**What to do:** Take the data below and repeat it exactly.

════════

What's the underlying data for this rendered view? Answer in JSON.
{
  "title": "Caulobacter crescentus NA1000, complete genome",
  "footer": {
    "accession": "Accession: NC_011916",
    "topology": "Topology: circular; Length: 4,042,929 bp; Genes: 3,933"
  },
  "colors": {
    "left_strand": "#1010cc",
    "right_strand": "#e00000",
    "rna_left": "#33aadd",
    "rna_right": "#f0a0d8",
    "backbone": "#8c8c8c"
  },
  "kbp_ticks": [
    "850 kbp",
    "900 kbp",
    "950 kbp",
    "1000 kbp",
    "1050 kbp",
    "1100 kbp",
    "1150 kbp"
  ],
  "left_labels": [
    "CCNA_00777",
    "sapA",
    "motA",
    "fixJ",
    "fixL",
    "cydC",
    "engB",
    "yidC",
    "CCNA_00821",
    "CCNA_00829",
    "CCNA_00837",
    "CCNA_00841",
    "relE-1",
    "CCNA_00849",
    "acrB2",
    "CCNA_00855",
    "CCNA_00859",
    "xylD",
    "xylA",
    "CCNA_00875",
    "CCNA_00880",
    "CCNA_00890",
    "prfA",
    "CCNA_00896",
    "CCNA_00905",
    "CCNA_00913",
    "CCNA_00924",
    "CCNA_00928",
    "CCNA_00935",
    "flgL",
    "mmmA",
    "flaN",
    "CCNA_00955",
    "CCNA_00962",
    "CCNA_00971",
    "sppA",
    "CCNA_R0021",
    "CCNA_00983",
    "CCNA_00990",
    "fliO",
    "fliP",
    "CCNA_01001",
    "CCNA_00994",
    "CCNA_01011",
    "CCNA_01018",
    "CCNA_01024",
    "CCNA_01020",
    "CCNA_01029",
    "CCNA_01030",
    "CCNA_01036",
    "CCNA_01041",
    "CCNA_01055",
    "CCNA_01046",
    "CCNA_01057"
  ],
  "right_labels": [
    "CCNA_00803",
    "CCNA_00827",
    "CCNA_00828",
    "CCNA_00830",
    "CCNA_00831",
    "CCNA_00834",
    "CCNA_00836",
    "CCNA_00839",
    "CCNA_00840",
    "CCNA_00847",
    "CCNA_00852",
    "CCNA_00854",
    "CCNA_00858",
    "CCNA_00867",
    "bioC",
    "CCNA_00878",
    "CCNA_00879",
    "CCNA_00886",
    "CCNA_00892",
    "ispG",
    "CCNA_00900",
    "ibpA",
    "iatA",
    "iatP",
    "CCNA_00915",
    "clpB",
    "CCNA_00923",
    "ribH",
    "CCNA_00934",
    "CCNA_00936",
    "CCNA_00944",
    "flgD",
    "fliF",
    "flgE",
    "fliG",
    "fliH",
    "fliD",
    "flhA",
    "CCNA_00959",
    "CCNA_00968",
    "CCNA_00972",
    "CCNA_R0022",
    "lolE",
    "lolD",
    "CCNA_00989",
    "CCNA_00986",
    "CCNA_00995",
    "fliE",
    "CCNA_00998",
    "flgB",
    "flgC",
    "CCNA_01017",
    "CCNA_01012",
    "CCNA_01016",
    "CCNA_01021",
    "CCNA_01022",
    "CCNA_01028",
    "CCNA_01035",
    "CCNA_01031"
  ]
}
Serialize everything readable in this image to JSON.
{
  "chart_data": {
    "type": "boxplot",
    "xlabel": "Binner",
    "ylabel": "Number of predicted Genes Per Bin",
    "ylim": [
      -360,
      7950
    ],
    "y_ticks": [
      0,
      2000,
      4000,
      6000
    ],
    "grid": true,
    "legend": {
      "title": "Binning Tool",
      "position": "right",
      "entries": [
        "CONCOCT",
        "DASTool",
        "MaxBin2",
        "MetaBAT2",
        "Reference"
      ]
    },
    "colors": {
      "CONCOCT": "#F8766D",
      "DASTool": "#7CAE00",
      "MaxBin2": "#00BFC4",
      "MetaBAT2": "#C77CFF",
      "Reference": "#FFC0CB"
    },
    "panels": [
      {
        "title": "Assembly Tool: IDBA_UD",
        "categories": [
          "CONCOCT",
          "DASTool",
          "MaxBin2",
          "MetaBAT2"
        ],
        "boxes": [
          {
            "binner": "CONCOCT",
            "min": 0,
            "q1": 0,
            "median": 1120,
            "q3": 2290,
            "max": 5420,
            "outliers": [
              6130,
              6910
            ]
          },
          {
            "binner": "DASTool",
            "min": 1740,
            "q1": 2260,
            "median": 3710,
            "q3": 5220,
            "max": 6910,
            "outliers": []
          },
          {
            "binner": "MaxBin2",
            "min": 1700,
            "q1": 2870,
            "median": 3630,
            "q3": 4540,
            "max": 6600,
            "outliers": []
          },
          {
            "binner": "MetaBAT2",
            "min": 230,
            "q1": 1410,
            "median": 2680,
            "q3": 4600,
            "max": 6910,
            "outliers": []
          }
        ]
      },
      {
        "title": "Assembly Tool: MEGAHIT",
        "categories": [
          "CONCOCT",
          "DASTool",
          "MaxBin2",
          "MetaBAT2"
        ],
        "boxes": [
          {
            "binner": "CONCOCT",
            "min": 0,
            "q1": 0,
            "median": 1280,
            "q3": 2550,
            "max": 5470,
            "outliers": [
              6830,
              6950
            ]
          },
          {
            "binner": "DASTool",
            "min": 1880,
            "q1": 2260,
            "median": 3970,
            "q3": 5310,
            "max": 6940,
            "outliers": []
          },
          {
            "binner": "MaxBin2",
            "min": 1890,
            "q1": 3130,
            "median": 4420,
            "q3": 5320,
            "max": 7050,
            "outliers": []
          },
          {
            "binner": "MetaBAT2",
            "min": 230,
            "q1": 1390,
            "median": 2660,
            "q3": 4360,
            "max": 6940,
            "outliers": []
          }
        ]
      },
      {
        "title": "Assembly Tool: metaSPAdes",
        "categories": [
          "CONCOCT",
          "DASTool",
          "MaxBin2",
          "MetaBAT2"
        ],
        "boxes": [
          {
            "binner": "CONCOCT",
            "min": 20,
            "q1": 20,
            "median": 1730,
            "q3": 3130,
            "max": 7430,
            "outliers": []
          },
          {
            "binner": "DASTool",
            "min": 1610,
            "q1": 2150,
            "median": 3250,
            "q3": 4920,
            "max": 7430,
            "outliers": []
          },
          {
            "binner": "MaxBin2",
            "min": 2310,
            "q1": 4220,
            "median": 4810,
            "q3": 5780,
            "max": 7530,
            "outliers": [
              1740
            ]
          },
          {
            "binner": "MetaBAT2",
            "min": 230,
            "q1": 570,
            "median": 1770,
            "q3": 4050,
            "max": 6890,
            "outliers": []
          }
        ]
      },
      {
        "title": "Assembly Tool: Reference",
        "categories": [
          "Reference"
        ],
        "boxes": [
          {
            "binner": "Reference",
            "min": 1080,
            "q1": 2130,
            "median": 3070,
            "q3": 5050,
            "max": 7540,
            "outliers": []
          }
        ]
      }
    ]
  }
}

════════

**Task response:**
What's the underlying data for this rendered view? Answer in JSON.
{
  "title": "Caulobacter crescentus NA1000, complete genome",
  "footer": {
    "accession": "Accession: NC_011916",
    "topology": "Topology: circular; Length: 4,042,929 bp; Genes: 3,933"
  },
  "colors": {
    "left_strand": "#1010cc",
    "right_strand": "#e00000",
    "rna_left": "#33aadd",
    "rna_right": "#f0a0d8",
    "backbone": "#8c8c8c"
  },
  "kbp_ticks": [
    "850 kbp",
    "900 kbp",
    "950 kbp",
    "1000 kbp",
    "1050 kbp",
    "1100 kbp",
    "1150 kbp"
  ],
  "left_labels": [
    "CCNA_00777",
    "sapA",
    "motA",
    "fixJ",
    "fixL",
    "cydC",
    "engB",
    "yidC",
    "CCNA_00821",
    "CCNA_00829",
    "CCNA_00837",
    "CCNA_00841",
    "relE-1",
    "CCNA_00849",
    "acrB2",
    "CCNA_00855",
    "CCNA_00859",
    "xylD",
    "xylA",
    "CCNA_00875",
    "CCNA_00880",
    "CCNA_00890",
    "prfA",
    "CCNA_00896",
    "CCNA_00905",
    "CCNA_00913",
    "CCNA_00924",
    "CCNA_00928",
    "CCNA_00935",
    "flgL",
    "mmmA",
    "flaN",
    "CCNA_00955",
    "CCNA_00962",
    "CCNA_00971",
    "sppA",
    "CCNA_R0021",
    "CCNA_00983",
    "CCNA_00990",
    "fliO",
    "fliP",
    "CCNA_01001",
    "CCNA_00994",
    "CCNA_01011",
    "CCNA_01018",
    "CCNA_01024",
    "CCNA_01020",
    "CCNA_01029",
    "CCNA_01030",
    "CCNA_01036",
    "CCNA_01041",
    "CCNA_01055",
    "CCNA_01046",
    "CCNA_01057"
  ],
  "right_labels": [
    "CCNA_00803",
    "CCNA_00827",
    "CCNA_00828",
    "CCNA_00830",
    "CCNA_00831",
    "CCNA_00834",
    "CCNA_00836",
    "CCNA_00839",
    "CCNA_00840",
    "CCNA_00847",
    "CCNA_00852",
    "CCNA_00854",
    "CCNA_00858",
    "CCNA_00867",
    "bioC",
    "CCNA_00878",
    "CCNA_00879",
    "CCNA_00886",
    "CCNA_00892",
    "ispG",
    "CCNA_00900",
    "ibpA",
    "iatA",
    "iatP",
    "CCNA_00915",
    "clpB",
    "CCNA_00923",
    "ribH",
    "CCNA_00934",
    "CCNA_00936",
    "CCNA_00944",
    "flgD",
    "fliF",
    "flgE",
    "fliG",
    "fliH",
    "fliD",
    "flhA",
    "CCNA_00959",
    "CCNA_00968",
    "CCNA_00972",
    "CCNA_R0022",
    "lolE",
    "lolD",
    "CCNA_00989",
    "CCNA_00986",
    "CCNA_00995",
    "fliE",
    "CCNA_00998",
    "flgB",
    "flgC",
    "CCNA_01017",
    "CCNA_01012",
    "CCNA_01016",
    "CCNA_01021",
    "CCNA_01022",
    "CCNA_01028",
    "CCNA_01035",
    "CCNA_01031"
  ]
}
Serialize everything readable in this image to JSON.
{
  "chart_data": {
    "type": "boxplot",
    "xlabel": "Binner",
    "ylabel": "Number of predicted Genes Per Bin",
    "ylim": [
      -360,
      7950
    ],
    "y_ticks": [
      0,
      2000,
      4000,
      6000
    ],
    "grid": true,
    "legend": {
      "title": "Binning Tool",
      "position": "right",
      "entries": [
        "CONCOCT",
        "DASTool",
        "MaxBin2",
        "MetaBAT2",
        "Reference"
      ]
    },
    "colors": {
      "CONCOCT": "#F8766D",
      "DASTool": "#7CAE00",
      "MaxBin2": "#00BFC4",
      "MetaBAT2": "#C77CFF",
      "Reference": "#FFC0CB"
    },
    "panels": [
      {
        "title": "Assembly Tool: IDBA_UD",
        "categories": [
          "CONCOCT",
          "DASTool",
          "MaxBin2",
          "MetaBAT2"
        ],
        "boxes": [
          {
            "binner": "CONCOCT",
            "min": 0,
            "q1": 0,
            "median": 1120,
            "q3": 2290,
            "max": 5420,
            "outliers": [
              6130,
              6910
            ]
          },
          {
            "binner": "DASTool",
            "min": 1740,
            "q1": 2260,
            "median": 3710,
            "q3": 5220,
            "max": 6910,
            "outliers": []
          },
          {
            "binner": "MaxBin2",
            "min": 1700,
            "q1": 2870,
            "median": 3630,
            "q3": 4540,
            "max": 6600,
            "outliers": []
          },
          {
            "binner": "MetaBAT2",
            "min": 230,
            "q1": 1410,
            "median": 2680,
            "q3": 4600,
            "max": 6910,
            "outliers": []
          }
        ]
      },
      {
        "title": "Assembly Tool: MEGAHIT",
        "categories": [
          "CONCOCT",
          "DASTool",
          "MaxBin2",
          "MetaBAT2"
        ],
        "boxes": [
          {
            "binner": "CONCOCT",
            "min": 0,
            "q1": 0,
            "median": 1280,
            "q3": 2550,
            "max": 5470,
            "outliers": [
              6830,
              6950
            ]
          },
          {
            "binner": "DASTool",
            "min": 1880,
            "q1": 2260,
            "median": 3970,
            "q3": 5310,
            "max": 6940,
            "outliers": []
          },
          {
            "binner": "MaxBin2",
            "min": 1890,
            "q1": 3130,
            "median": 4420,
            "q3": 5320,
            "max": 7050,
            "outliers": []
          },
          {
            "binner": "MetaBAT2",
            "min": 230,
            "q1": 1390,
            "median": 2660,
            "q3": 4360,
            "max": 6940,
            "outliers": []
          }
        ]
      },
      {
        "title": "Assembly Tool: metaSPAdes",
        "categories": [
          "CONCOCT",
          "DASTool",
          "MaxBin2",
          "MetaBAT2"
        ],
        "boxes": [
          {
            "binner": "CONCOCT",
            "min": 20,
            "q1": 20,
            "median": 1730,
            "q3": 3130,
            "max": 7430,
            "outliers": []
          },
          {
            "binner": "DASTool",
            "min": 1610,
            "q1": 2150,
            "median": 3250,
            "q3": 4920,
            "max": 7430,
            "outliers": []
          },
          {
            "binner": "MaxBin2",
            "min": 2310,
            "q1": 4220,
            "median": 4810,
            "q3": 5780,
            "max": 7530,
            "outliers": [
              1740
            ]
          },
          {
            "binner": "MetaBAT2",
            "min": 230,
            "q1": 570,
            "median": 1770,
            "q3": 4050,
            "max": 6890,
            "outliers": []
          }
        ]
      },
      {
        "title": "Assembly Tool: Reference",
        "categories": [
          "Reference"
        ],
        "boxes": [
          {
            "binner": "Reference",
            "min": 1080,
            "q1": 2130,
            "median": 3070,
            "q3": 5050,
            "max": 7540,
            "outliers": []
          }
        ]
      }
    ]
  }
}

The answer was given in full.